[Figure record extracts]
════════════════════

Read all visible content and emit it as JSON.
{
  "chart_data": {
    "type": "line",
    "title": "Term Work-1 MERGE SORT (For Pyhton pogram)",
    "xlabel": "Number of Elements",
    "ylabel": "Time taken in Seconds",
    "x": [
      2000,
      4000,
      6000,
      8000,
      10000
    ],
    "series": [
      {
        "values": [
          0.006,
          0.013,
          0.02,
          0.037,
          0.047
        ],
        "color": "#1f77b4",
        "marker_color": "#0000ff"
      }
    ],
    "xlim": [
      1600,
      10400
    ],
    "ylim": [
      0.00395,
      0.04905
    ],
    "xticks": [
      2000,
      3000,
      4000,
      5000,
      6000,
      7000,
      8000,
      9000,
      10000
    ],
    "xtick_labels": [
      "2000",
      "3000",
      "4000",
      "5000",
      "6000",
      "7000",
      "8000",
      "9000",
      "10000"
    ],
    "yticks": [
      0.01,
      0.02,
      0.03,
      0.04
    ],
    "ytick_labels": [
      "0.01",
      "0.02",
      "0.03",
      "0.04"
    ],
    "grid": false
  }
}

════════════════════

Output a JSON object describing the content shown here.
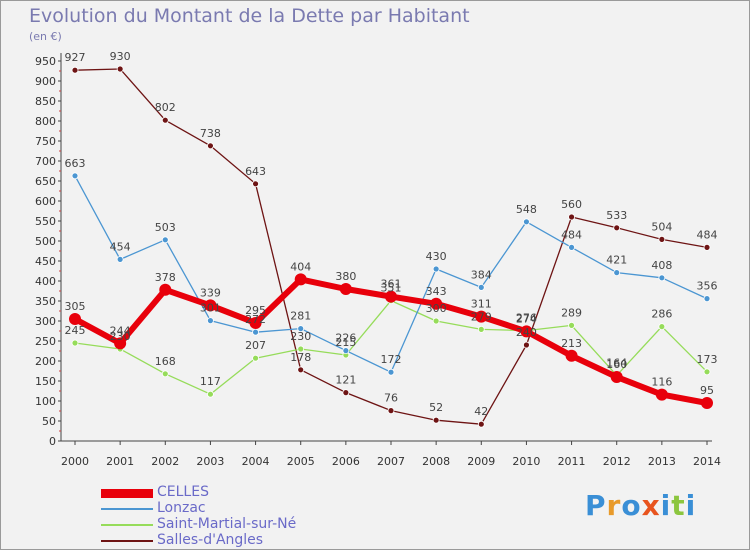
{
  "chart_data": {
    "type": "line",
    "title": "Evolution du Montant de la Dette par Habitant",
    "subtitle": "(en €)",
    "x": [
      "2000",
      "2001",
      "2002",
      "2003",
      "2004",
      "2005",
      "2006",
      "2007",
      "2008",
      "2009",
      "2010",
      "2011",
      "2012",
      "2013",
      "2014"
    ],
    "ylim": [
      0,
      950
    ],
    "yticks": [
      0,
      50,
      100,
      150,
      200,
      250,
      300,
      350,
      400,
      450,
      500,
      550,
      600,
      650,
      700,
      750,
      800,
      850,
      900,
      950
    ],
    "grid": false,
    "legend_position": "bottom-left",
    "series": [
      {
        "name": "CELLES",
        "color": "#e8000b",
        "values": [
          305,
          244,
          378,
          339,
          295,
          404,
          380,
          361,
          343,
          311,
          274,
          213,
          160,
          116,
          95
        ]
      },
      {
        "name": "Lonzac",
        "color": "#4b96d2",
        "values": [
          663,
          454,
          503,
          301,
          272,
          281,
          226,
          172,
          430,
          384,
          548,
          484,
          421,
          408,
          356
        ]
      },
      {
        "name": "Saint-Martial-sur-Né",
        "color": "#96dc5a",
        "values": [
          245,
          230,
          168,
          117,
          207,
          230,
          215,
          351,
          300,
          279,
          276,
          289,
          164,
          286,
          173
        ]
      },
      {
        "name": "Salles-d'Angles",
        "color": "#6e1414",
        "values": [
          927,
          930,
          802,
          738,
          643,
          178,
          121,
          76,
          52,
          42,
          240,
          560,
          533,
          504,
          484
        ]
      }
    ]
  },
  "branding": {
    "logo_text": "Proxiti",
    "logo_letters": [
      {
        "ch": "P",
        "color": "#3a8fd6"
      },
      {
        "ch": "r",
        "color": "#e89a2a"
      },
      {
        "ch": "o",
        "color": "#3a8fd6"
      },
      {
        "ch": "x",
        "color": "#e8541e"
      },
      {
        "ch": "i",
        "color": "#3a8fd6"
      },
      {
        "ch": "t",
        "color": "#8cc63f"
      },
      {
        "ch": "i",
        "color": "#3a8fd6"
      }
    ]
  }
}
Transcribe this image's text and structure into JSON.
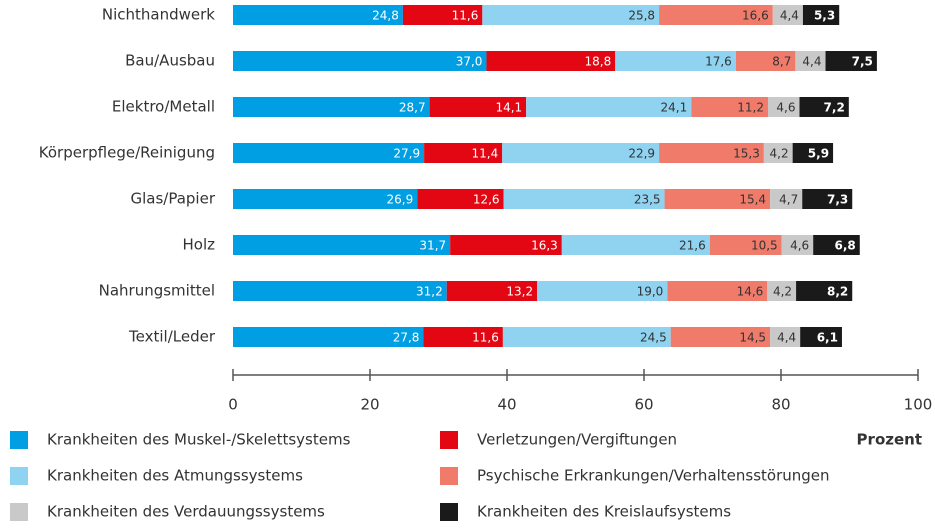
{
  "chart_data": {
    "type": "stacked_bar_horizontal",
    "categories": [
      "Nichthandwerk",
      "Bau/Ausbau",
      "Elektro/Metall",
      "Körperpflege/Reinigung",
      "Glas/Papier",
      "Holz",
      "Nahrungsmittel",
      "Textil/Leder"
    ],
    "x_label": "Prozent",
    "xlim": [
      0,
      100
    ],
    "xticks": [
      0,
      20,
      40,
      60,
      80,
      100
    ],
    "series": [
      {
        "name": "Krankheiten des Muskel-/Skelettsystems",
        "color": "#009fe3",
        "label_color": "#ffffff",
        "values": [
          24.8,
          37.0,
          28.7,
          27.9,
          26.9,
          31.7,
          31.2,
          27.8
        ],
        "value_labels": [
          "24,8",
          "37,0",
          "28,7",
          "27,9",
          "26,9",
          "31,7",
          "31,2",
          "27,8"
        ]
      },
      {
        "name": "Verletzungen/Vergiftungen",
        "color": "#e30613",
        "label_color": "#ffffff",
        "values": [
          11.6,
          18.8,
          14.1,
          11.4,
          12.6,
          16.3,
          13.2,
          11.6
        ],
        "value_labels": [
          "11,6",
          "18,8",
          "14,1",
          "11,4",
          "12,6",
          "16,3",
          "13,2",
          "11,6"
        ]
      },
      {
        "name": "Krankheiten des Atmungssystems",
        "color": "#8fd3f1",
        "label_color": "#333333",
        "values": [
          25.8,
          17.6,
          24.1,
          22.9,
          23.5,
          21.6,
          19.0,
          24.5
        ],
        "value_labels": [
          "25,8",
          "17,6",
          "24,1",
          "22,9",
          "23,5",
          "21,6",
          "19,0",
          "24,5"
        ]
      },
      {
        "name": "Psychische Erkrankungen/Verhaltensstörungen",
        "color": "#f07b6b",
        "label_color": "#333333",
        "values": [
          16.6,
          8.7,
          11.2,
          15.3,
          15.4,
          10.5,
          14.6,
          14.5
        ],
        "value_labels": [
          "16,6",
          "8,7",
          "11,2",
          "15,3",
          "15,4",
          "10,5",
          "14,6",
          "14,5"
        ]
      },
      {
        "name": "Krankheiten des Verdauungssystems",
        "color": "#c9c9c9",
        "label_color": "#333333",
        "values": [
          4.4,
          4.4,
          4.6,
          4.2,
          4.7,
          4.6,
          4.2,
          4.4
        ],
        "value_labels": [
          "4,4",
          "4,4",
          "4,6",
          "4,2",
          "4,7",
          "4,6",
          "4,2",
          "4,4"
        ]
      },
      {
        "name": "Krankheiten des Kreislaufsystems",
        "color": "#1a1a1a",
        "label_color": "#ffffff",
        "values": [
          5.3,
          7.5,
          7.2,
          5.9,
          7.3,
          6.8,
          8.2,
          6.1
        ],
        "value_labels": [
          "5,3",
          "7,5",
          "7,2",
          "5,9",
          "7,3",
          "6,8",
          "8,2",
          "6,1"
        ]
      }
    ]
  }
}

════════════════════

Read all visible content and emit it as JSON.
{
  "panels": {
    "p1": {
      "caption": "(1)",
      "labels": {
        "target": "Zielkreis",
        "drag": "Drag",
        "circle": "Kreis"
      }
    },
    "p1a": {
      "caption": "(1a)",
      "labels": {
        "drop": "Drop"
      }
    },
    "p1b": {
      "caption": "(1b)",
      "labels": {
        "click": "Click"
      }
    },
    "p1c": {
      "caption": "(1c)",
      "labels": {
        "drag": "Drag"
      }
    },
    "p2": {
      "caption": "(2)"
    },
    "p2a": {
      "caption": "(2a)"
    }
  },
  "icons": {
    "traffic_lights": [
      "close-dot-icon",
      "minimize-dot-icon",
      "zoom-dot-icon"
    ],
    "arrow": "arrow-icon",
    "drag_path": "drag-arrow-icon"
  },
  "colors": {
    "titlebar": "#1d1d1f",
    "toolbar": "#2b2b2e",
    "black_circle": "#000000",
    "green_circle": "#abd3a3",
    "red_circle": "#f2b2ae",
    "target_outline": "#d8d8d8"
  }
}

════════════════════

■ PROBLEM TO WORK ON ■
Search the lines above for the string "drag", then show every one that has it.

■ OUTPUT OF THE TASK ■
        "drag": "Drag",
        "drag": "Drag"
    "drag_path": "drag-arrow-icon"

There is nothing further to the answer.